[START SOURCE DATA]

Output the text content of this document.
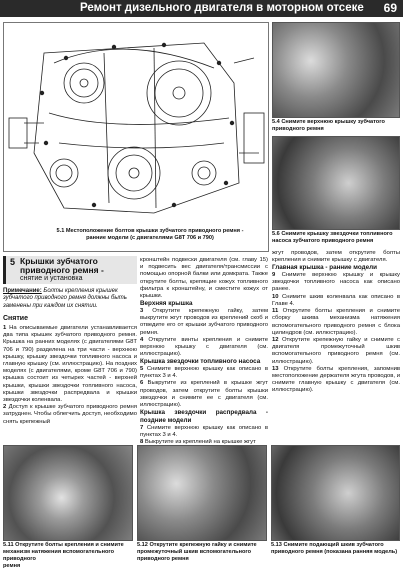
Ремонт дизельного двигателя в моторном отсеке 69
5.1 Местоположение болтов крышки зубчатого приводного ремня -
ранние модели (с двигателями G8T 706 и 790)
5.4 Снимите верхнюю крышку зубчатого
приводного ремня
5.6 Снимите крышку звездочки топливного
насоса зубчатого приводного ремня
5 Крышки зубчатого приводного ремня -
снятие и установка
Примечание: Болты крепления крышек зубчатого приводного ремня должны быть заменены при каждом их снятии.
Снятие

1 На описываемые двигатели устанавливается два типа крышек зубчатого приводного ремня. Крышка на ранних моделях (с двигателями G8T 706 и 790) разделена на три части - верхнюю крышку, крышку звездочки топливного насоса и главную крышку (см. иллюстрацию). На поздних моделях (с двигателями, кроме G8T 706 и 790) крышка состоит из четырех частей - верхней крышки, крышки звездочки топливного насоса, крышки звездочки распредвала и крышки звездочки коленвала.

2 Доступ к крышке зубчатого приводного ремня затруднен. Чтобы облегчить доступ, необходимо снять крепежный

кронштейн подвески двигателя (см. главу 15) и подвесить вес двигателя/трансмиссии с помощью опорной балки или домкрата. Также открутите болты, крепящие кожух топливного фильтра к кронштейну, и сместите кожух от крышки.

Верхняя крышка

3 Открутите крепежную гайку, затем выкрутите жгут проводов из креплений скоб и отведите его от крышки зубчатого приводного ремня.

4 Открутите винты крепления и снимите верхнюю крышку с двигателя (см. иллюстрацию).

Крышка звездочки топливного насоса

5 Снимите верхнюю крышку как описано в пунктах 3 и 4.

6 Выкрутите из креплений в крышке жгут проводов, затем открутите болты крышки звездочки и снимите ее с двигателя (см. иллюстрацию).

Крышка звездочки распредвала - поздние модели

7 Снимите верхнюю крышку как описано в пунктах 3 и 4.

8 Выкрутите из креплений на крышке жгут

жгут проводов, затем открутите болты крепления и снимите крышку с двигателя.

Главная крышка - ранние модели

9 Снимите верхнюю крышку и крышку звездочки топливного насоса как описано ранее.

10 Снимите шкив коленвала как описано в Главе 4.

11 Открутите болты крепления и снимите сборку шкива механизма натяжения вспомогательного приводного ремня с блока цилиндров (см. иллюстрацию).

12 Открутите крепежную гайку и снимите с двигателя промежуточный шкив вспомогательного приводного ремня (см. иллюстрацию).

13 Открутите болты крепления, запомнив местоположение держателя жгута проводов, и снимите главную крышку с двигателя (см. иллюстрацию).

5.11 Открутите болты крепления и снимите
механизм натяжения вспомогательного приводного
ремня
5.12 Открутите крепежную гайку и снимите
промежуточный шкив вспомогательного
приводного ремня
5.13 Снимите подающий шкив зубчатого
приводного ремня (показана ранняя модель)
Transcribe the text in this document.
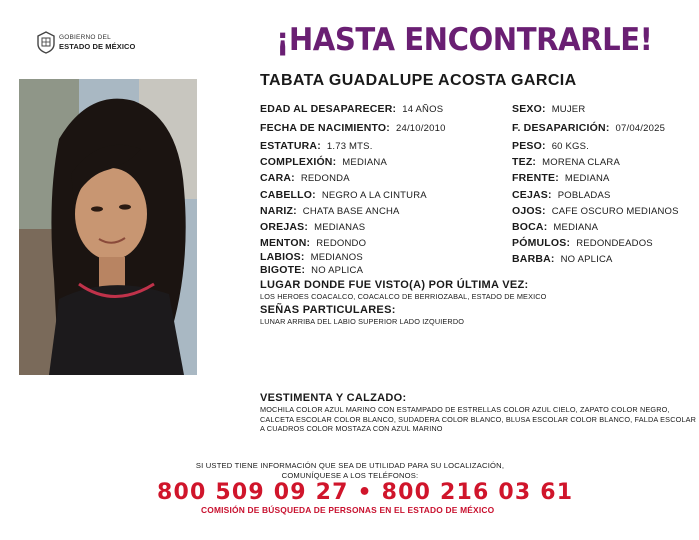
GOBIERNO DEL
ESTADO DE MÉXICO	¡HASTA ENCONTRARLE!
TABATA GUADALUPE ACOSTA GARCIA
EDAD AL DESAPARECER: 14 AÑOS
FECHA DE NACIMIENTO: 24/10/2010
ESTATURA: 1.73 MTS.
COMPLEXIÓN: MEDIANA
CARA: REDONDA
CABELLO: NEGRO A LA CINTURA
NARIZ: CHATA BASE ANCHA
OREJAS: MEDIANAS
MENTON: REDONDO
LABIOS: MEDIANOS
BIGOTE: NO APLICA
SEXO: MUJER
F. DESAPARICIÓN: 07/04/2025
PESO: 60 KGS.
TEZ: MORENA CLARA
FRENTE: MEDIANA
CEJAS: POBLADAS
OJOS: CAFE OSCURO MEDIANOS
BOCA: MEDIANA
PÓMULOS: REDONDEADOS
BARBA: NO APLICA
LUGAR DONDE FUE VISTO(A) POR ÚLTIMA VEZ:
LOS HEROES COACALCO, COACALCO DE BERRIOZABAL, ESTADO DE MEXICO
SEÑAS PARTICULARES:
LUNAR ARRIBA DEL LABIO SUPERIOR LADO IZQUIERDO
VESTIMENTA Y CALZADO:
MOCHILA COLOR AZUL MARINO CON ESTAMPADO DE ESTRELLAS COLOR AZUL CIELO, ZAPATO COLOR NEGRO,
CALCETA ESCOLAR COLOR BLANCO, SUDADERA COLOR BLANCO, BLUSA ESCOLAR COLOR BLANCO, FALDA ESCOLAR
A CUADROS COLOR MOSTAZA CON AZUL MARINO
SI USTED TIENE INFORMACIÓN QUE SEA DE UTILIDAD PARA SU LOCALIZACIÓN,
COMUNÍQUESE A LOS TELÉFONOS:
800 509 09 27 • 800 216 03 61
COMISIÓN DE BÚSQUEDA DE PERSONAS EN EL ESTADO DE MÉXICO
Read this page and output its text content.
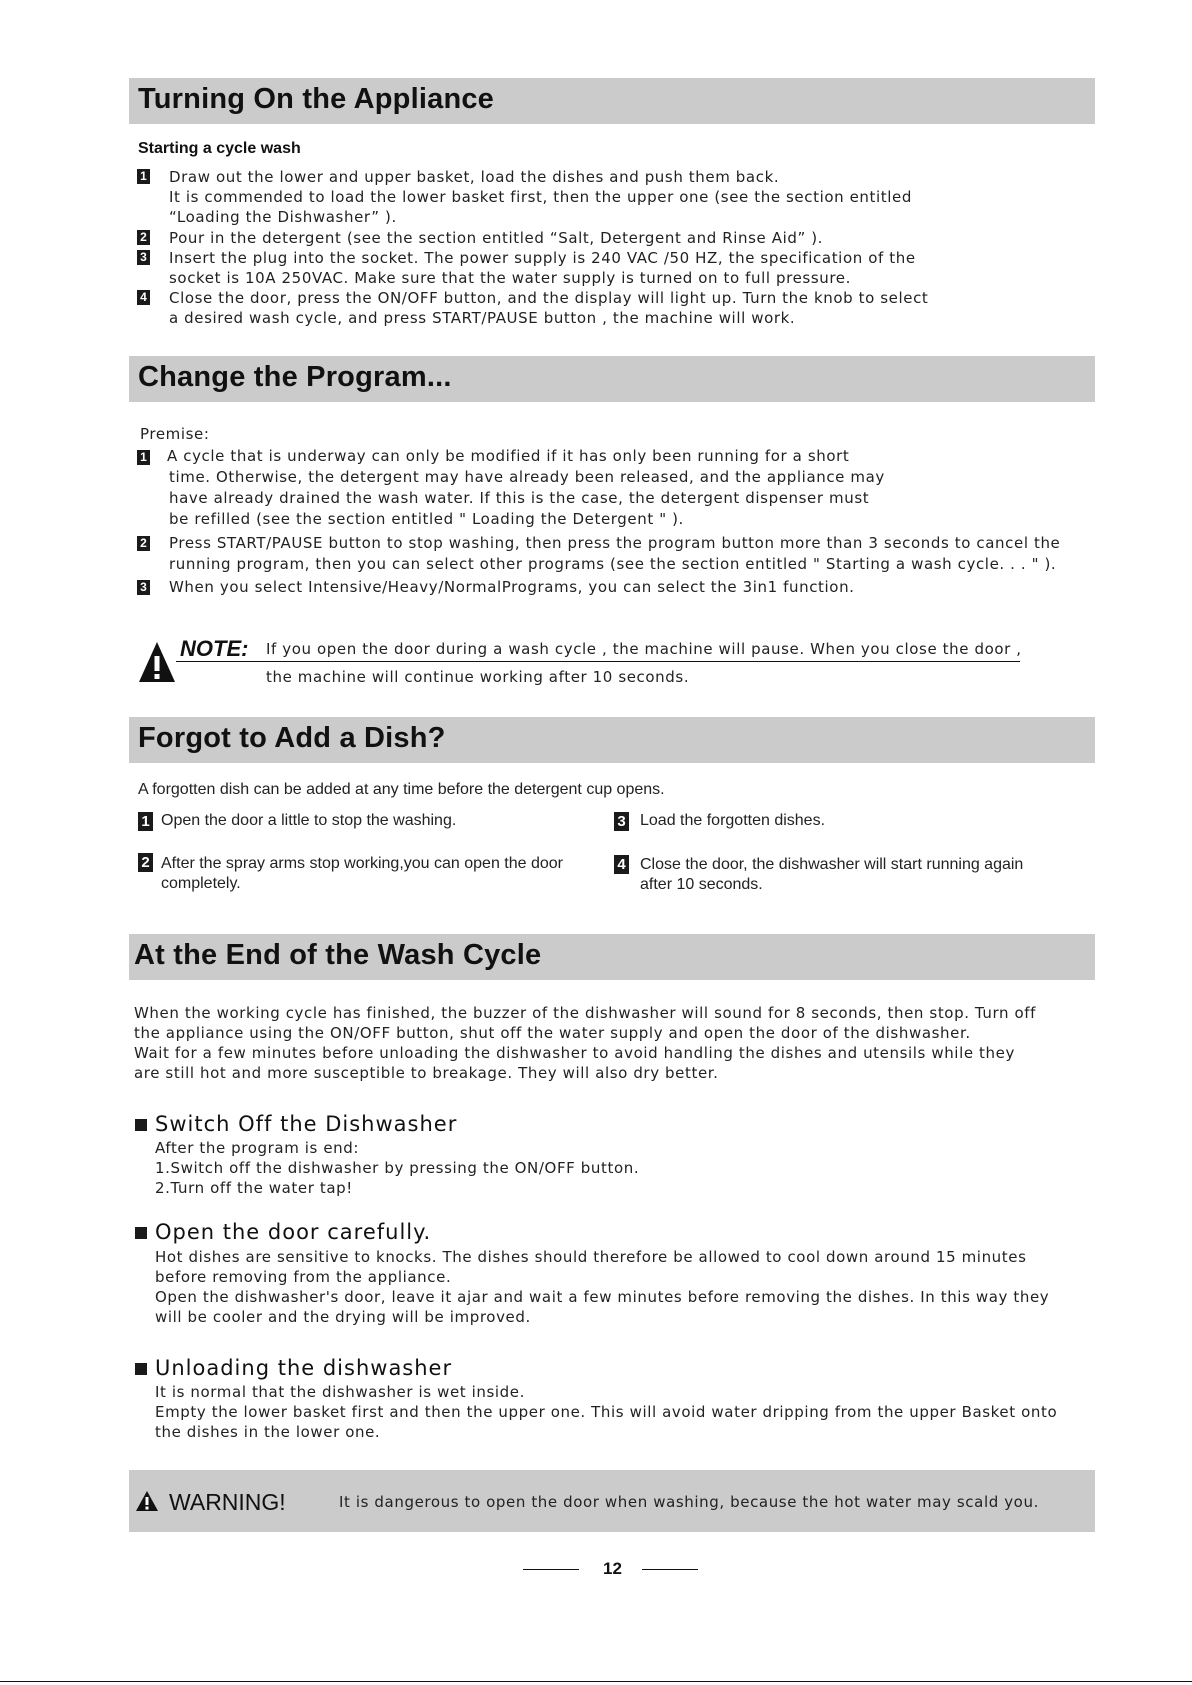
Turning On the Appliance
Starting a cycle wash
1 Draw out the lower and upper basket, load the dishes and push them back.
It is commended to load the lower basket first, then the upper one (see the section entitled
“Loading the Dishwasher” ).
2 Pour in the detergent (see the section entitled “Salt, Detergent and Rinse Aid” ).
3 Insert the plug into the socket. The power supply is 240 VAC /50 HZ, the specification of the
socket is 10A 250VAC. Make sure that the water supply is turned on to full pressure.
4 Close the door, press the ON/OFF button, and the display will light up. Turn the knob to select
a desired wash cycle, and press START/PAUSE button , the machine will work.
Change the Program...
Premise:
1 A cycle that is underway can only be modified if it has only been running for a short
time. Otherwise, the detergent may have already been released, and the appliance may
have already drained the wash water. If this is the case, the detergent dispenser must
be refilled (see the section entitled " Loading the Detergent " ).
2 Press START/PAUSE button to stop washing, then press the program button more than 3 seconds to cancel the
running program, then you can select other programs (see the section entitled " Starting a wash cycle. . . " ).
3 When you select Intensive/Heavy/NormalPrograms, you can select the 3in1 function.
NOTE: If you open the door during a wash cycle , the machine will pause. When you close the door ,
the machine will continue working after 10 seconds.
Forgot to Add a Dish?
A forgotten dish can be added at any time before the detergent cup opens.
1 Open the door a little to stop the washing.
2 After the spray arms stop working,you can open the door
completely.
3 Load the forgotten dishes.
4 Close the door, the dishwasher will start running again
after 10 seconds.
At the End of the Wash Cycle
When the working cycle has finished, the buzzer of the dishwasher will sound for 8 seconds, then stop. Turn off
the appliance using the ON/OFF button, shut off the water supply and open the door of the dishwasher.
Wait for a few minutes before unloading the dishwasher to avoid handling the dishes and utensils while they
are still hot and more susceptible to breakage. They will also dry better.
Switch Off the Dishwasher
After the program is end:
1.Switch off the dishwasher by pressing the ON/OFF button.
2.Turn off the water tap!
Open the door carefully.
Hot dishes are sensitive to knocks. The dishes should therefore be allowed to cool down around 15 minutes
before removing from the appliance.
Open the dishwasher's door, leave it ajar and wait a few minutes before removing the dishes. In this way they
will be cooler and the drying will be improved.
Unloading the dishwasher
It is normal that the dishwasher is wet inside.
Empty the lower basket first and then the upper one. This will avoid water dripping from the upper Basket onto
the dishes in the lower one.
WARNING!	It is dangerous to open the door when washing, because the hot water may scald you.
12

[END SOURCE DATA]

▸ **WHAT IS ASKED**
The records above need to be given again exactly. Omit the pictures.

▸ **COMPLETE ANSWER**
Output the text content of this document.
Ремонт дизельного двигателя в моторном отсеке 69
5.1 Местоположение болтов крышки зубчатого приводного ремня -
ранние модели (с двигателями G8T 706 и 790)
5.4 Снимите верхнюю крышку зубчатого
приводного ремня
5.6 Снимите крышку звездочки топливного
насоса зубчатого приводного ремня
5 Крышки зубчатого приводного ремня -
снятие и установка
Примечание: Болты крепления крышек зубчатого приводного ремня должны быть заменены при каждом их снятии.
Снятие

1 На описываемые двигатели устанавливается два типа крышек зубчатого приводного ремня. Крышка на ранних моделях (с двигателями G8T 706 и 790) разделена на три части - верхнюю крышку, крышку звездочки топливного насоса и главную крышку (см. иллюстрацию). На поздних моделях (с двигателями, кроме G8T 706 и 790) крышка состоит из четырех частей - верхней крышки, крышки звездочки топливного насоса, крышки звездочки распредвала и крышки звездочки коленвала.

2 Доступ к крышке зубчатого приводного ремня затруднен. Чтобы облегчить доступ, необходимо снять крепежный

кронштейн подвески двигателя (см. главу 15) и подвесить вес двигателя/трансмиссии с помощью опорной балки или домкрата. Также открутите болты, крепящие кожух топливного фильтра к кронштейну, и сместите кожух от крышки.

Верхняя крышка

3 Открутите крепежную гайку, затем выкрутите жгут проводов из креплений скоб и отведите его от крышки зубчатого приводного ремня.

4 Открутите винты крепления и снимите верхнюю крышку с двигателя (см. иллюстрацию).

Крышка звездочки топливного насоса

5 Снимите верхнюю крышку как описано в пунктах 3 и 4.

6 Выкрутите из креплений в крышке жгут проводов, затем открутите болты крышки звездочки и снимите ее с двигателя (см. иллюстрацию).

Крышка звездочки распредвала - поздние модели

7 Снимите верхнюю крышку как описано в пунктах 3 и 4.

8 Выкрутите из креплений на крышке жгут

жгут проводов, затем открутите болты крепления и снимите крышку с двигателя.

Главная крышка - ранние модели

9 Снимите верхнюю крышку и крышку звездочки топливного насоса как описано ранее.

10 Снимите шкив коленвала как описано в Главе 4.

11 Открутите болты крепления и снимите сборку шкива механизма натяжения вспомогательного приводного ремня с блока цилиндров (см. иллюстрацию).

12 Открутите крепежную гайку и снимите с двигателя промежуточный шкив вспомогательного приводного ремня (см. иллюстрацию).

13 Открутите болты крепления, запомнив местоположение держателя жгута проводов, и снимите главную крышку с двигателя (см. иллюстрацию).

5.11 Открутите болты крепления и снимите
механизм натяжения вспомогательного приводного
ремня
5.12 Открутите крепежную гайку и снимите
промежуточный шкив вспомогательного
приводного ремня
5.13 Снимите подающий шкив зубчатого
приводного ремня (показана ранняя модель)
Transcribe the text in this document.
GOBIERNO DEL
ESTADO DE MÉXICO	¡HASTA ENCONTRARLE!
TABATA GUADALUPE ACOSTA GARCIA
EDAD AL DESAPARECER: 14 AÑOS
FECHA DE NACIMIENTO: 24/10/2010
ESTATURA: 1.73 MTS.
COMPLEXIÓN: MEDIANA
CARA: REDONDA
CABELLO: NEGRO A LA CINTURA
NARIZ: CHATA BASE ANCHA
OREJAS: MEDIANAS
MENTON: REDONDO
LABIOS: MEDIANOS
BIGOTE: NO APLICA
SEXO: MUJER
F. DESAPARICIÓN: 07/04/2025
PESO: 60 KGS.
TEZ: MORENA CLARA
FRENTE: MEDIANA
CEJAS: POBLADAS
OJOS: CAFE OSCURO MEDIANOS
BOCA: MEDIANA
PÓMULOS: REDONDEADOS
BARBA: NO APLICA
LUGAR DONDE FUE VISTO(A) POR ÚLTIMA VEZ:
LOS HEROES COACALCO, COACALCO DE BERRIOZABAL, ESTADO DE MEXICO
SEÑAS PARTICULARES:
LUNAR ARRIBA DEL LABIO SUPERIOR LADO IZQUIERDO
VESTIMENTA Y CALZADO:
MOCHILA COLOR AZUL MARINO CON ESTAMPADO DE ESTRELLAS COLOR AZUL CIELO, ZAPATO COLOR NEGRO,
CALCETA ESCOLAR COLOR BLANCO, SUDADERA COLOR BLANCO, BLUSA ESCOLAR COLOR BLANCO, FALDA ESCOLAR
A CUADROS COLOR MOSTAZA CON AZUL MARINO
SI USTED TIENE INFORMACIÓN QUE SEA DE UTILIDAD PARA SU LOCALIZACIÓN,
COMUNÍQUESE A LOS TELÉFONOS:
800 509 09 27 • 800 216 03 61
COMISIÓN DE BÚSQUEDA DE PERSONAS EN EL ESTADO DE MÉXICO
Read this page and output its text content.
Turning On the Appliance
Starting a cycle wash
1 Draw out the lower and upper basket, load the dishes and push them back.
It is commended to load the lower basket first, then the upper one (see the section entitled
“Loading the Dishwasher” ).
2 Pour in the detergent (see the section entitled “Salt, Detergent and Rinse Aid” ).
3 Insert the plug into the socket. The power supply is 240 VAC /50 HZ, the specification of the
socket is 10A 250VAC. Make sure that the water supply is turned on to full pressure.
4 Close the door, press the ON/OFF button, and the display will light up. Turn the knob to select
a desired wash cycle, and press START/PAUSE button , the machine will work.
Change the Program...
Premise:
1 A cycle that is underway can only be modified if it has only been running for a short
time. Otherwise, the detergent may have already been released, and the appliance may
have already drained the wash water. If this is the case, the detergent dispenser must
be refilled (see the section entitled " Loading the Detergent " ).
2 Press START/PAUSE button to stop washing, then press the program button more than 3 seconds to cancel the
running program, then you can select other programs (see the section entitled " Starting a wash cycle. . . " ).
3 When you select Intensive/Heavy/NormalPrograms, you can select the 3in1 function.
NOTE: If you open the door during a wash cycle , the machine will pause. When you close the door ,
the machine will continue working after 10 seconds.
Forgot to Add a Dish?
A forgotten dish can be added at any time before the detergent cup opens.
1 Open the door a little to stop the washing.
2 After the spray arms stop working,you can open the door
completely.
3 Load the forgotten dishes.
4 Close the door, the dishwasher will start running again
after 10 seconds.
At the End of the Wash Cycle
When the working cycle has finished, the buzzer of the dishwasher will sound for 8 seconds, then stop. Turn off
the appliance using the ON/OFF button, shut off the water supply and open the door of the dishwasher.
Wait for a few minutes before unloading the dishwasher to avoid handling the dishes and utensils while they
are still hot and more susceptible to breakage. They will also dry better.
Switch Off the Dishwasher
After the program is end:
1.Switch off the dishwasher by pressing the ON/OFF button.
2.Turn off the water tap!
Open the door carefully.
Hot dishes are sensitive to knocks. The dishes should therefore be allowed to cool down around 15 minutes
before removing from the appliance.
Open the dishwasher's door, leave it ajar and wait a few minutes before removing the dishes. In this way they
will be cooler and the drying will be improved.
Unloading the dishwasher
It is normal that the dishwasher is wet inside.
Empty the lower basket first and then the upper one. This will avoid water dripping from the upper Basket onto
the dishes in the lower one.
WARNING!	It is dangerous to open the door when washing, because the hot water may scald you.
12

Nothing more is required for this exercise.